[Records from a collection]
________________________

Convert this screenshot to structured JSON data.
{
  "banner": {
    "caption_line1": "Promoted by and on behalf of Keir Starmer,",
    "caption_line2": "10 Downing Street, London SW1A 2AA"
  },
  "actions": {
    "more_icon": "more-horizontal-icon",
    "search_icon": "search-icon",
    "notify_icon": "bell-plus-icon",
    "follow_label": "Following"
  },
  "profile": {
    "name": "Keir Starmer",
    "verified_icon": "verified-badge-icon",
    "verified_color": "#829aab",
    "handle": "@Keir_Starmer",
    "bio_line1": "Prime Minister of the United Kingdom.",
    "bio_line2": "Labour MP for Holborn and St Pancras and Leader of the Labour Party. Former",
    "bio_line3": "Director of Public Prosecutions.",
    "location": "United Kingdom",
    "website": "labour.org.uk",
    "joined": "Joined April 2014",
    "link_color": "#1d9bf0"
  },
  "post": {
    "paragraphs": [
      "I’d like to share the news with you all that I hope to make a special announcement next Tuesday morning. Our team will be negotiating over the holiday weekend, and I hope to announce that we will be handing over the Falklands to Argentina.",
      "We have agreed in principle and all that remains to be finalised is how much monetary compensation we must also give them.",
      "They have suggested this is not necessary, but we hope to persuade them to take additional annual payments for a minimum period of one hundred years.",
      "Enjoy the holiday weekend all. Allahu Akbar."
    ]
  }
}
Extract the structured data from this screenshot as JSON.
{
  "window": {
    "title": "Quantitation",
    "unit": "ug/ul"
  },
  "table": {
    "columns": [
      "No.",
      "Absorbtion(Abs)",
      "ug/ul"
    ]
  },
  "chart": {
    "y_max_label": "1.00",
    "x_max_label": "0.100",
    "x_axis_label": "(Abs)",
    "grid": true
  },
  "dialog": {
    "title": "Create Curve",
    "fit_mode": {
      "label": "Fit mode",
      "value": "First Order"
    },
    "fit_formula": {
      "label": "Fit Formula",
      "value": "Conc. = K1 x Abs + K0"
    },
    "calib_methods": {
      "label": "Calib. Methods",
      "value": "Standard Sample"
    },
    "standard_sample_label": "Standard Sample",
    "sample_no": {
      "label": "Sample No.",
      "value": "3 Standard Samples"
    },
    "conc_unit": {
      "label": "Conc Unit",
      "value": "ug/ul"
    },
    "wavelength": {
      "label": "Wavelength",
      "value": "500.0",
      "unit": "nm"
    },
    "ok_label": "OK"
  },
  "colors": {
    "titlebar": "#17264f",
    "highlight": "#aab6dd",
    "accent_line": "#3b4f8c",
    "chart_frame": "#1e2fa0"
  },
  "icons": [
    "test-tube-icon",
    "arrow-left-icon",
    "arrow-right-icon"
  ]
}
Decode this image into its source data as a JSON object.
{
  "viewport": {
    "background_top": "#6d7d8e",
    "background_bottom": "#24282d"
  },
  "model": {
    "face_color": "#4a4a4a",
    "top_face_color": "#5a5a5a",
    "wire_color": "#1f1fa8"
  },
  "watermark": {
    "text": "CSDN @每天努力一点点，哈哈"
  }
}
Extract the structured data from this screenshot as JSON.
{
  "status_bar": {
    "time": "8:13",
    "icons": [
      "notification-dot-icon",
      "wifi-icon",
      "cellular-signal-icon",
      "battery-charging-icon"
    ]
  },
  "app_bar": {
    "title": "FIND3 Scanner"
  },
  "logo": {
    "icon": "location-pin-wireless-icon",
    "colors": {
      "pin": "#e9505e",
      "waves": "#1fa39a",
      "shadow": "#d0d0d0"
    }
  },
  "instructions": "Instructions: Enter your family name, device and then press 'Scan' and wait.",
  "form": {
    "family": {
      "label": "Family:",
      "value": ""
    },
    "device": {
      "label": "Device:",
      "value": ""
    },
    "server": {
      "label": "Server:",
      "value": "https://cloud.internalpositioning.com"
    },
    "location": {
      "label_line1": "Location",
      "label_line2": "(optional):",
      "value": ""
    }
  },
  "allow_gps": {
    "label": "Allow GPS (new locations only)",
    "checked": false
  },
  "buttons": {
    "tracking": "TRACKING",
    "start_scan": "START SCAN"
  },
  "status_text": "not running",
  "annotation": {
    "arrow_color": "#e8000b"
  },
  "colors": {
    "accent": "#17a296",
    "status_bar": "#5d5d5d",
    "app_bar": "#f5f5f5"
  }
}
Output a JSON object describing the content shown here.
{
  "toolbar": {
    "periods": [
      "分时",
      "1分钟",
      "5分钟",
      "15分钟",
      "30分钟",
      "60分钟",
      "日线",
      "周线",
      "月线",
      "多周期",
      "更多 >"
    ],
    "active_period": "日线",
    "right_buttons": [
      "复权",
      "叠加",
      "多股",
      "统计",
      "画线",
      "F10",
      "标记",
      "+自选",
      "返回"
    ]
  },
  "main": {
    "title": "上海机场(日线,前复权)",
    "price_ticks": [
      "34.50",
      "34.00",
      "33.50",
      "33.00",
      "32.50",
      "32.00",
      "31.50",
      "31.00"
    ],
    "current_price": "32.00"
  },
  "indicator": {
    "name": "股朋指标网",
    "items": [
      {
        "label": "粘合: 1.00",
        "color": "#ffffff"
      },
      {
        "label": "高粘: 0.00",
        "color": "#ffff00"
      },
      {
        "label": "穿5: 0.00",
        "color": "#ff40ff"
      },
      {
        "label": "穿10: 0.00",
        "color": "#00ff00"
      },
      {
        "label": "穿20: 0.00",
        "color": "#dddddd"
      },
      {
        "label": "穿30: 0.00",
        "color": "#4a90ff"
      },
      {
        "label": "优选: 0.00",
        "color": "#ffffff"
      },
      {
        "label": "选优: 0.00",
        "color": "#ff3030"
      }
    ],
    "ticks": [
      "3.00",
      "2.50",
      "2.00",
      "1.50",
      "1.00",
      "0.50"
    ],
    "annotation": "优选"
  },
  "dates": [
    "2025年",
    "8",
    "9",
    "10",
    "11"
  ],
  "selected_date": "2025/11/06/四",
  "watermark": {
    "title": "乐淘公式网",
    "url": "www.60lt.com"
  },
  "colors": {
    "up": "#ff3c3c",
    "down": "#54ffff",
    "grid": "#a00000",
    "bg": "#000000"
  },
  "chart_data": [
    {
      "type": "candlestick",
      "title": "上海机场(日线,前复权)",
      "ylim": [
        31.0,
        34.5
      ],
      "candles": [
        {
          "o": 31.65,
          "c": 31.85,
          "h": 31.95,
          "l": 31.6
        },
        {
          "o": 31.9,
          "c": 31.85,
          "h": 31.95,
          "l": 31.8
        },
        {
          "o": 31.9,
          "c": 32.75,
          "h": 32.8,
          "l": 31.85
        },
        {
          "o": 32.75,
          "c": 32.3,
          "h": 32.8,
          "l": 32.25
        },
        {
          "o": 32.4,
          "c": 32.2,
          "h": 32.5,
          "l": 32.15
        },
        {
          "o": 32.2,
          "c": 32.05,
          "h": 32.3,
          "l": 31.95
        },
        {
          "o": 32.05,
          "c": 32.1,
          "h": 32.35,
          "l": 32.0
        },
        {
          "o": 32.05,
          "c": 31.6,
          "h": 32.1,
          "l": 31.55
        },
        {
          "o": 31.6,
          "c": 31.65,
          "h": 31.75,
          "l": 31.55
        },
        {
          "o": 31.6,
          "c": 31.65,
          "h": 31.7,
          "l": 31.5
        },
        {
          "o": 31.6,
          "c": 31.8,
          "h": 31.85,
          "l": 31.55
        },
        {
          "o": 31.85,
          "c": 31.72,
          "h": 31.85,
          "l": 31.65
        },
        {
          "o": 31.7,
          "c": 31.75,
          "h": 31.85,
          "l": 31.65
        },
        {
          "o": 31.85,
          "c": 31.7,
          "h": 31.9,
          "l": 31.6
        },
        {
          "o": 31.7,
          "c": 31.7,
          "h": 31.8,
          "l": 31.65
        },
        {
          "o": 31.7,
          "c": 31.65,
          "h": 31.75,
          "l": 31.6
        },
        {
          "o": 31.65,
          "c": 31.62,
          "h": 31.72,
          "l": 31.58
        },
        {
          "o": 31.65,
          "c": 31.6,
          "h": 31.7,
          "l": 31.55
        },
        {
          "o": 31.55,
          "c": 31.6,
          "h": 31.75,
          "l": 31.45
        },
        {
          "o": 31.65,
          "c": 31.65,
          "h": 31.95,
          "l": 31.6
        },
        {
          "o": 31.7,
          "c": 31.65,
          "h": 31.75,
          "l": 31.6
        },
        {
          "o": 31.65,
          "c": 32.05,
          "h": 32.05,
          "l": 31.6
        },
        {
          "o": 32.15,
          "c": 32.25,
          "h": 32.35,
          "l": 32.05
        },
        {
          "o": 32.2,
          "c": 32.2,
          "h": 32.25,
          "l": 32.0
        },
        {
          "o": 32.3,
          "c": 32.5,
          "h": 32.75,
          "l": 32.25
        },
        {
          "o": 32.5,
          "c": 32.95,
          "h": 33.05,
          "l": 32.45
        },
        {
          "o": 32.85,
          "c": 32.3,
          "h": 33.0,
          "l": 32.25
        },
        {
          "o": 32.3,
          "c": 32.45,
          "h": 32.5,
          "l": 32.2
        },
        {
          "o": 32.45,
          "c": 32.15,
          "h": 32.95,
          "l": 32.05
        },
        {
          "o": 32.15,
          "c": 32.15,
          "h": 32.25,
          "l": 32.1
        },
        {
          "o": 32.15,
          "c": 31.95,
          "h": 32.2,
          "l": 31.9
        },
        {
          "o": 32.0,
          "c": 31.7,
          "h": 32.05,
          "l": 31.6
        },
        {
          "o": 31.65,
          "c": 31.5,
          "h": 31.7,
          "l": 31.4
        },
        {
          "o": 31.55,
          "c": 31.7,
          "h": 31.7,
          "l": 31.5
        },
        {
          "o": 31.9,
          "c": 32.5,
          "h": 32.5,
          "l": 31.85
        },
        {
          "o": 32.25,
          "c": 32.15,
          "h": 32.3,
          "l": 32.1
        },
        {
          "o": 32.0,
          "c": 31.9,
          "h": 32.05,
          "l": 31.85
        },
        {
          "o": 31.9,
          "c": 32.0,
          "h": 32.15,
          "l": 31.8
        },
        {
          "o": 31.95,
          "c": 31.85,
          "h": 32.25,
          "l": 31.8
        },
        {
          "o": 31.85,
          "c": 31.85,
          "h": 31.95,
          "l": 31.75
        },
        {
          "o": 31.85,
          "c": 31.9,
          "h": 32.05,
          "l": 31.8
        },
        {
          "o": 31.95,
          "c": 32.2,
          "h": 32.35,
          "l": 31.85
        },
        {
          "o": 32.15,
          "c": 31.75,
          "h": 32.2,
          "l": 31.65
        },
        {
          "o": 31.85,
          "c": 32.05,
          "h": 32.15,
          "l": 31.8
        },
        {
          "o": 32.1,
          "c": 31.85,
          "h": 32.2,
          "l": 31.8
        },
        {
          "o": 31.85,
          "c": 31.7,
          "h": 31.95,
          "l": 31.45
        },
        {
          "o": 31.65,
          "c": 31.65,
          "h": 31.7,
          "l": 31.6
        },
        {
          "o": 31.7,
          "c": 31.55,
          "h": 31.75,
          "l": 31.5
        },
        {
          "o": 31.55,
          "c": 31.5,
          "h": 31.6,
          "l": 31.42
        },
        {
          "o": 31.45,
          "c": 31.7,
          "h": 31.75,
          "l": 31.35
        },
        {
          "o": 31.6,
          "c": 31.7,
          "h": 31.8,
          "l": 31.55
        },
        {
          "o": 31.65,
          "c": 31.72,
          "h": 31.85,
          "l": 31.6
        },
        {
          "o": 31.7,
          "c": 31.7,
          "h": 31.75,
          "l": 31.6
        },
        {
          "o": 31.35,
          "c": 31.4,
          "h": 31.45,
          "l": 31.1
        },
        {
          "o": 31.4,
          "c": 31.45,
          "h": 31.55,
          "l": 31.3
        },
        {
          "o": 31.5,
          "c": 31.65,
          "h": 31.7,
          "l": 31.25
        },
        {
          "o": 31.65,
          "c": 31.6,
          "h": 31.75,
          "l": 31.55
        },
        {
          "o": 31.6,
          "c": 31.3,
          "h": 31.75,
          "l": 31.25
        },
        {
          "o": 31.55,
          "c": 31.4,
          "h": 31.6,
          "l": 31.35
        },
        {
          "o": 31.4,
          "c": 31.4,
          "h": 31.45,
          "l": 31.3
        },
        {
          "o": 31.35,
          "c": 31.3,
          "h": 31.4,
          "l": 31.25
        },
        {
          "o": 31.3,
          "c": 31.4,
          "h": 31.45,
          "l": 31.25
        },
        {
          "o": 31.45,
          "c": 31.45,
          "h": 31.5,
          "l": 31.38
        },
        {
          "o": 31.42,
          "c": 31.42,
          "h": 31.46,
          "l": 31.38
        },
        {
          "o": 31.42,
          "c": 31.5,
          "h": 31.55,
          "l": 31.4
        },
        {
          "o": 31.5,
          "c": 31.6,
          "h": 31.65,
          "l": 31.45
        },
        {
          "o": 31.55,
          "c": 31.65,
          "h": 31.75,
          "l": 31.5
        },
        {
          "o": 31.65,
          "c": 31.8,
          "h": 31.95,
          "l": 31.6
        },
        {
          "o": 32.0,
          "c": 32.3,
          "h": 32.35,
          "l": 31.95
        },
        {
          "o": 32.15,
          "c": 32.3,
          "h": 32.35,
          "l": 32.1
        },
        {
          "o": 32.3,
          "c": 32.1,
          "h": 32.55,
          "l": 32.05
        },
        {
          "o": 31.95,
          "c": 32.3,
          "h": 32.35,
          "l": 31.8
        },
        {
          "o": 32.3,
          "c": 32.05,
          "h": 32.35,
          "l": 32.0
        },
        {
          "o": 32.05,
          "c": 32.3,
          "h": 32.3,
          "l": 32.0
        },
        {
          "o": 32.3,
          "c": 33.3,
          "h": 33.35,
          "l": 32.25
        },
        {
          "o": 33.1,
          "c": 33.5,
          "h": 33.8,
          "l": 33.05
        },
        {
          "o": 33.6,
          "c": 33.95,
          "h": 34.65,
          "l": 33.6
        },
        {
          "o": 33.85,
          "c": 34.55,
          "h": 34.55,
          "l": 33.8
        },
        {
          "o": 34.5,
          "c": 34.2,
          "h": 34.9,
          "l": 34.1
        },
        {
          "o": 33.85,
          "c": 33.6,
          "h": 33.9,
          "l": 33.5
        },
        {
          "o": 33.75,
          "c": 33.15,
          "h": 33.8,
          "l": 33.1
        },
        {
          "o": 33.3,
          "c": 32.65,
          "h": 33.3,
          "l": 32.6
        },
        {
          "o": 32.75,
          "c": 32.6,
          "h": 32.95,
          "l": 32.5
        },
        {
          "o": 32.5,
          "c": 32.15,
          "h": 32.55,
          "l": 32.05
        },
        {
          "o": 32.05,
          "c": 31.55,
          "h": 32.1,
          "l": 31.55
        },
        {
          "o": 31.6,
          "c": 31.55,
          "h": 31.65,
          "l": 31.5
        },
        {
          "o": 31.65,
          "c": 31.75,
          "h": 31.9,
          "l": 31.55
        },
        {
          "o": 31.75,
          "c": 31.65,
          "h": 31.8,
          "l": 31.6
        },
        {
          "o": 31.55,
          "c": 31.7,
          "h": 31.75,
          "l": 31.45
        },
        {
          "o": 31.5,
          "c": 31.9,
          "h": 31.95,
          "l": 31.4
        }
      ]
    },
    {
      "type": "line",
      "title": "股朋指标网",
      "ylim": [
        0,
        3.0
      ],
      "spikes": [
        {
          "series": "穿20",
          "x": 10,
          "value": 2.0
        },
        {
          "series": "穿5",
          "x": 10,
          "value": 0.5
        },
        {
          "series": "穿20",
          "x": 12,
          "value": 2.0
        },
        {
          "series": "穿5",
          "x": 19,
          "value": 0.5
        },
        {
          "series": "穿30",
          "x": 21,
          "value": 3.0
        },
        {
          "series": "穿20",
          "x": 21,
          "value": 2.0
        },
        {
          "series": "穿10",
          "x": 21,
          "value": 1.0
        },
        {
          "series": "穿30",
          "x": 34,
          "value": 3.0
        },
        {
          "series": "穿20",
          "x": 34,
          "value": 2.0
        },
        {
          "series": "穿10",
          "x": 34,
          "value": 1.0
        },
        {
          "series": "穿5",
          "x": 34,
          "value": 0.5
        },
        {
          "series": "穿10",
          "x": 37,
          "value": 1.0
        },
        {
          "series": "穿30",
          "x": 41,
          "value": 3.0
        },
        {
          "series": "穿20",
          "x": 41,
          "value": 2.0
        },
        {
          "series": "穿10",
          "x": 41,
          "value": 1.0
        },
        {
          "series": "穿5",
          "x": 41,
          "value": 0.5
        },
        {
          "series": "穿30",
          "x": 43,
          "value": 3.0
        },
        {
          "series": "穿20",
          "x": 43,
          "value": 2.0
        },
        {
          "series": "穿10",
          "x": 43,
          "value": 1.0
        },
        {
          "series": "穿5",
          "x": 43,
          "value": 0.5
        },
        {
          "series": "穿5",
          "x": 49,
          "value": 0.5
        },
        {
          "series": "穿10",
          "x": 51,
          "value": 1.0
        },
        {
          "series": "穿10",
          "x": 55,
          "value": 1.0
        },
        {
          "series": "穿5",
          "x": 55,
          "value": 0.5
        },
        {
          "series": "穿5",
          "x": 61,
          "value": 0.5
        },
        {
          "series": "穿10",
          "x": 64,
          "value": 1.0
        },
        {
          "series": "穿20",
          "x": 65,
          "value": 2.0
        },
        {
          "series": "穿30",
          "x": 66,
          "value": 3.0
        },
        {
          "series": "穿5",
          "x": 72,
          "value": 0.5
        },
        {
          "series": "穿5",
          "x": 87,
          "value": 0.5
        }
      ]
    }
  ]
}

________________________

GIVEN EXERCISE:
Filter the listing for the word "hope" and copy every line that holds it.

THE ANSWER:
      "I’d like to share the news with you all that I hope to make a special announcement next Tuesday morning. Our team will be negotiating over the holiday weekend, and I hope to announce that we will be handing over the Falklands to Argentina.",
      "They have suggested this is not necessary, but we hope to persuade them to take additional annual payments for a minimum period of one hundred years.",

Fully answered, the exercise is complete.